Required work: Rewrite the entries below, replacing every "interactable" with "clickable" and leaving everything else unchanged.

Listing:
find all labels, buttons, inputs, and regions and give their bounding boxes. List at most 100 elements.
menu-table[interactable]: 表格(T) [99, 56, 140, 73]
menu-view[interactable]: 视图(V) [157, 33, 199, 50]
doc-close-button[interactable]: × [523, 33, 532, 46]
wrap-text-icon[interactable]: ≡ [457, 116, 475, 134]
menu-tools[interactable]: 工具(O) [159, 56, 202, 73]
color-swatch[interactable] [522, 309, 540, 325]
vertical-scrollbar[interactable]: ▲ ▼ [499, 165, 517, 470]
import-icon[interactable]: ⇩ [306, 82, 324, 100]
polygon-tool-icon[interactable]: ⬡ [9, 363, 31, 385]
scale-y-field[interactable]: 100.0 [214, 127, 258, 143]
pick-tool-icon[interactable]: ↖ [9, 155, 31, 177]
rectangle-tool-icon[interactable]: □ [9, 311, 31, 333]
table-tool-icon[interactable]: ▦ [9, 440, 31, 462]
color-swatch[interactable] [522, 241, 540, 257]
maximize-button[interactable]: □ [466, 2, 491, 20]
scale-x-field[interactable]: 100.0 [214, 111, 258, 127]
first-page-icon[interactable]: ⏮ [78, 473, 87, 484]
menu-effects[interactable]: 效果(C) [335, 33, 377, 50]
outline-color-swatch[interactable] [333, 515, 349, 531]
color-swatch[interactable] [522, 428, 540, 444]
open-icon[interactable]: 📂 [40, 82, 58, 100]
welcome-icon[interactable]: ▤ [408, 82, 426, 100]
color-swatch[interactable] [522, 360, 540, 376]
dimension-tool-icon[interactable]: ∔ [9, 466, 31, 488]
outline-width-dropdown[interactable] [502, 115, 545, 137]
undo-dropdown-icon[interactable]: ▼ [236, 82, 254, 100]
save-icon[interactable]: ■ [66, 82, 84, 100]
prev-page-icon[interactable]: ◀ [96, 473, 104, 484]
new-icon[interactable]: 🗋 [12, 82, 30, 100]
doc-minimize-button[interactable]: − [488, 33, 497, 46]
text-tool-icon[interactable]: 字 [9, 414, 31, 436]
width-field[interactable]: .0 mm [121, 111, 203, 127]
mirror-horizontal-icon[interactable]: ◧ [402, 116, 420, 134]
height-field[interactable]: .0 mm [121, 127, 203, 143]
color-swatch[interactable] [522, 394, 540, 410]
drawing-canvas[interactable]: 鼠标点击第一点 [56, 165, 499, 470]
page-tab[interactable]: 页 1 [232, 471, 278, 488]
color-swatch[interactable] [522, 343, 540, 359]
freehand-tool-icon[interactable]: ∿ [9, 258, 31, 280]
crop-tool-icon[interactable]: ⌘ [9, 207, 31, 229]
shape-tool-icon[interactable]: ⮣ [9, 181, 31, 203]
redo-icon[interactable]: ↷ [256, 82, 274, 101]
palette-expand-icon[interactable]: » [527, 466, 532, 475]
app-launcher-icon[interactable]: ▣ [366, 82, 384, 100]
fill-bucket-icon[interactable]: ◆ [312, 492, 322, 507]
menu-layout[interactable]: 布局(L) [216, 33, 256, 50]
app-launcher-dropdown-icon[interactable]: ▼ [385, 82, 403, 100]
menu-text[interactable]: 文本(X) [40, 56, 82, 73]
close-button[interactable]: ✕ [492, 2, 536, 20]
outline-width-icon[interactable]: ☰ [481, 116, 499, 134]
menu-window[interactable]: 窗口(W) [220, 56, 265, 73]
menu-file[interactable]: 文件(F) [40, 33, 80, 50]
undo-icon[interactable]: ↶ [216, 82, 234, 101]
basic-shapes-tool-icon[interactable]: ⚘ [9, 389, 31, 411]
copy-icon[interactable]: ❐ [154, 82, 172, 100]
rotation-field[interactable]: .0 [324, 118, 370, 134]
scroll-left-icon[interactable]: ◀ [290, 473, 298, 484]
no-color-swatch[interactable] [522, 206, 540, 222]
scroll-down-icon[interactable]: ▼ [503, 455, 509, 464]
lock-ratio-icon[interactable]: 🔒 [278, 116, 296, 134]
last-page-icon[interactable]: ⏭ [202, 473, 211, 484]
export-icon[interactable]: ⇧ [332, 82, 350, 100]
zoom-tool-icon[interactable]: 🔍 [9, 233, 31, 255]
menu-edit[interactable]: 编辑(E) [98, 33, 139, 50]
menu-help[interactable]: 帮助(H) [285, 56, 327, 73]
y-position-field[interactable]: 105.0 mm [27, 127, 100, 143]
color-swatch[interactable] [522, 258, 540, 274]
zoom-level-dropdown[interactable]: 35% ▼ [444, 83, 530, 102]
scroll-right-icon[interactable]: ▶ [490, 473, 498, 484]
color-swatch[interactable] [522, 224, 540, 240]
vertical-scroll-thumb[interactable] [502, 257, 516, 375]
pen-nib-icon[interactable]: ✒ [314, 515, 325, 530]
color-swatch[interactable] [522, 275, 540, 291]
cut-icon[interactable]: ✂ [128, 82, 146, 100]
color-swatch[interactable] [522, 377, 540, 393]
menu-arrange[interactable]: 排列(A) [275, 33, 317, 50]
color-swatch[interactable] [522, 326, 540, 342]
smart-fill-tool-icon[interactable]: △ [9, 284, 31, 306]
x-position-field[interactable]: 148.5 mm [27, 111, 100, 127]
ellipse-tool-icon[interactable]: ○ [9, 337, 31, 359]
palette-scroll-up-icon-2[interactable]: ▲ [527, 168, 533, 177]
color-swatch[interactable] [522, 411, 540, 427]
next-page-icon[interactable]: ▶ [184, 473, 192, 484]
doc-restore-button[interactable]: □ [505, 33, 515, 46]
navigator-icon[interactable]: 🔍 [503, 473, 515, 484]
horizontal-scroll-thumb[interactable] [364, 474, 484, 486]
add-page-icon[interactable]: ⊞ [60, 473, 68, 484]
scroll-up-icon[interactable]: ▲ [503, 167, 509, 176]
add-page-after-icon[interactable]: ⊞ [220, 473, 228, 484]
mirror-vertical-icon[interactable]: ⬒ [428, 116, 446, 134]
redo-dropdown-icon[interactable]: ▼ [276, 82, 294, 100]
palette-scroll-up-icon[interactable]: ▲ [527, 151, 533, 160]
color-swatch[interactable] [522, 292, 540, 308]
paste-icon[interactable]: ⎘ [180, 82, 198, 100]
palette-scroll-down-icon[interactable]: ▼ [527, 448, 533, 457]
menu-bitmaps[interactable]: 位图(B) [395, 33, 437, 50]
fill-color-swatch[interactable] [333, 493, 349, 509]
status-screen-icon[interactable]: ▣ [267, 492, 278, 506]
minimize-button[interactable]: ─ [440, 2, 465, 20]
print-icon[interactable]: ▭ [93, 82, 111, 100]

Reply:
find all labels, buttons, inputs, and regions and give their bounding boxes. List at most 100 elements.
menu-table[clickable]: 表格(T) [99, 56, 140, 73]
menu-view[clickable]: 视图(V) [157, 33, 199, 50]
doc-close-button[clickable]: × [523, 33, 532, 46]
wrap-text-icon[clickable]: ≡ [457, 116, 475, 134]
menu-tools[clickable]: 工具(O) [159, 56, 202, 73]
color-swatch[clickable] [522, 309, 540, 325]
vertical-scrollbar[clickable]: ▲ ▼ [499, 165, 517, 470]
import-icon[clickable]: ⇩ [306, 82, 324, 100]
polygon-tool-icon[clickable]: ⬡ [9, 363, 31, 385]
scale-y-field[clickable]: 100.0 [214, 127, 258, 143]
pick-tool-icon[clickable]: ↖ [9, 155, 31, 177]
rectangle-tool-icon[clickable]: □ [9, 311, 31, 333]
table-tool-icon[clickable]: ▦ [9, 440, 31, 462]
color-swatch[clickable] [522, 241, 540, 257]
maximize-button[clickable]: □ [466, 2, 491, 20]
scale-x-field[clickable]: 100.0 [214, 111, 258, 127]
first-page-icon[clickable]: ⏮ [78, 473, 87, 484]
menu-effects[clickable]: 效果(C) [335, 33, 377, 50]
outline-color-swatch[clickable] [333, 515, 349, 531]
color-swatch[clickable] [522, 428, 540, 444]
open-icon[clickable]: 📂 [40, 82, 58, 100]
welcome-icon[clickable]: ▤ [408, 82, 426, 100]
color-swatch[clickable] [522, 360, 540, 376]
dimension-tool-icon[clickable]: ∔ [9, 466, 31, 488]
outline-width-dropdown[clickable] [502, 115, 545, 137]
undo-dropdown-icon[clickable]: ▼ [236, 82, 254, 100]
save-icon[clickable]: ■ [66, 82, 84, 100]
prev-page-icon[clickable]: ◀ [96, 473, 104, 484]
new-icon[clickable]: 🗋 [12, 82, 30, 100]
doc-minimize-button[clickable]: − [488, 33, 497, 46]
text-tool-icon[clickable]: 字 [9, 414, 31, 436]
width-field[clickable]: .0 mm [121, 111, 203, 127]
mirror-horizontal-icon[clickable]: ◧ [402, 116, 420, 134]
height-field[clickable]: .0 mm [121, 127, 203, 143]
color-swatch[clickable] [522, 394, 540, 410]
drawing-canvas[clickable]: 鼠标点击第一点 [56, 165, 499, 470]
page-tab[clickable]: 页 1 [232, 471, 278, 488]
color-swatch[clickable] [522, 343, 540, 359]
freehand-tool-icon[clickable]: ∿ [9, 258, 31, 280]
crop-tool-icon[clickable]: ⌘ [9, 207, 31, 229]
shape-tool-icon[clickable]: ⮣ [9, 181, 31, 203]
redo-icon[clickable]: ↷ [256, 82, 274, 101]
palette-expand-icon[clickable]: » [527, 466, 532, 475]
app-launcher-icon[clickable]: ▣ [366, 82, 384, 100]
fill-bucket-icon[clickable]: ◆ [312, 492, 322, 507]
menu-layout[clickable]: 布局(L) [216, 33, 256, 50]
app-launcher-dropdown-icon[clickable]: ▼ [385, 82, 403, 100]
menu-text[clickable]: 文本(X) [40, 56, 82, 73]
close-button[clickable]: ✕ [492, 2, 536, 20]
outline-width-icon[clickable]: ☰ [481, 116, 499, 134]
menu-window[clickable]: 窗口(W) [220, 56, 265, 73]
menu-file[clickable]: 文件(F) [40, 33, 80, 50]
undo-icon[clickable]: ↶ [216, 82, 234, 101]
basic-shapes-tool-icon[clickable]: ⚘ [9, 389, 31, 411]
copy-icon[clickable]: ❐ [154, 82, 172, 100]
rotation-field[clickable]: .0 [324, 118, 370, 134]
scroll-left-icon[clickable]: ◀ [290, 473, 298, 484]
no-color-swatch[clickable] [522, 206, 540, 222]
scroll-down-icon[clickable]: ▼ [503, 455, 509, 464]
lock-ratio-icon[clickable]: 🔒 [278, 116, 296, 134]
last-page-icon[clickable]: ⏭ [202, 473, 211, 484]
export-icon[clickable]: ⇧ [332, 82, 350, 100]
zoom-tool-icon[clickable]: 🔍 [9, 233, 31, 255]
menu-edit[clickable]: 编辑(E) [98, 33, 139, 50]
menu-help[clickable]: 帮助(H) [285, 56, 327, 73]
y-position-field[clickable]: 105.0 mm [27, 127, 100, 143]
color-swatch[clickable] [522, 258, 540, 274]
zoom-level-dropdown[clickable]: 35% ▼ [444, 83, 530, 102]
scroll-right-icon[clickable]: ▶ [490, 473, 498, 484]
color-swatch[clickable] [522, 224, 540, 240]
vertical-scroll-thumb[clickable] [502, 257, 516, 375]
pen-nib-icon[clickable]: ✒ [314, 515, 325, 530]
color-swatch[clickable] [522, 275, 540, 291]
cut-icon[clickable]: ✂ [128, 82, 146, 100]
color-swatch[clickable] [522, 377, 540, 393]
menu-arrange[clickable]: 排列(A) [275, 33, 317, 50]
color-swatch[clickable] [522, 326, 540, 342]
smart-fill-tool-icon[clickable]: △ [9, 284, 31, 306]
x-position-field[clickable]: 148.5 mm [27, 111, 100, 127]
ellipse-tool-icon[clickable]: ○ [9, 337, 31, 359]
palette-scroll-up-icon-2[clickable]: ▲ [527, 168, 533, 177]
color-swatch[clickable] [522, 411, 540, 427]
next-page-icon[clickable]: ▶ [184, 473, 192, 484]
doc-restore-button[clickable]: □ [505, 33, 515, 46]
navigator-icon[clickable]: 🔍 [503, 473, 515, 484]
horizontal-scroll-thumb[clickable] [364, 474, 484, 486]
add-page-icon[clickable]: ⊞ [60, 473, 68, 484]
scroll-up-icon[clickable]: ▲ [503, 167, 509, 176]
add-page-after-icon[clickable]: ⊞ [220, 473, 228, 484]
mirror-vertical-icon[clickable]: ⬒ [428, 116, 446, 134]
redo-dropdown-icon[clickable]: ▼ [276, 82, 294, 100]
palette-scroll-up-icon[clickable]: ▲ [527, 151, 533, 160]
color-swatch[clickable] [522, 292, 540, 308]
paste-icon[clickable]: ⎘ [180, 82, 198, 100]
palette-scroll-down-icon[clickable]: ▼ [527, 448, 533, 457]
menu-bitmaps[clickable]: 位图(B) [395, 33, 437, 50]
fill-color-swatch[clickable] [333, 493, 349, 509]
status-screen-icon[clickable]: ▣ [267, 492, 278, 506]
minimize-button[clickable]: ─ [440, 2, 465, 20]
print-icon[clickable]: ▭ [93, 82, 111, 100]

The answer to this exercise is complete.